### STORED DATA
START
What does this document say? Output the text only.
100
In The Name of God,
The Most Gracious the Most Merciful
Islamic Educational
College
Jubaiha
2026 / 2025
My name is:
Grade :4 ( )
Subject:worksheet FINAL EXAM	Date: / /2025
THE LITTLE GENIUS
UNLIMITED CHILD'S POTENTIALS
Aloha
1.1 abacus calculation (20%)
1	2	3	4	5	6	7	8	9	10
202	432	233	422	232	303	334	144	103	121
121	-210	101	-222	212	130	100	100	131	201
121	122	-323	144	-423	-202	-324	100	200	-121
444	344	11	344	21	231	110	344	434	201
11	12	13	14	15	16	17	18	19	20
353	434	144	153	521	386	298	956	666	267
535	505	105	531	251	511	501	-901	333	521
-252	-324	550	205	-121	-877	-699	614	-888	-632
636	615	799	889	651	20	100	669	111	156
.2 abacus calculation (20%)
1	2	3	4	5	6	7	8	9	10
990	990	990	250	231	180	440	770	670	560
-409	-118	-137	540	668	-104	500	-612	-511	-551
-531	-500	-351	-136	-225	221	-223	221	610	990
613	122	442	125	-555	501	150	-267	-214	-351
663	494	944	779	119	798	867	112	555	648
END
### WHAT THIS TASK INVOLVES
Make a verbatim copy of every entry shown above.

### FULL RESPONSE
What does this document say? Output the text only.
100
In The Name of God,
The Most Gracious the Most Merciful
Islamic Educational
College
Jubaiha
2026 / 2025
My name is:
Grade :4 ( )
Subject:worksheet FINAL EXAM	Date: / /2025
THE LITTLE GENIUS
UNLIMITED CHILD'S POTENTIALS
Aloha
1.1 abacus calculation (20%)
1	2	3	4	5	6	7	8	9	10
202	432	233	422	232	303	334	144	103	121
121	-210	101	-222	212	130	100	100	131	201
121	122	-323	144	-423	-202	-324	100	200	-121
444	344	11	344	21	231	110	344	434	201
11	12	13	14	15	16	17	18	19	20
353	434	144	153	521	386	298	956	666	267
535	505	105	531	251	511	501	-901	333	521
-252	-324	550	205	-121	-877	-699	614	-888	-632
636	615	799	889	651	20	100	669	111	156
.2 abacus calculation (20%)
1	2	3	4	5	6	7	8	9	10
990	990	990	250	231	180	440	770	670	560
-409	-118	-137	540	668	-104	500	-612	-511	-551
-531	-500	-351	-136	-225	221	-223	221	610	990
613	122	442	125	-555	501	150	-267	-214	-351
663	494	944	779	119	798	867	112	555	648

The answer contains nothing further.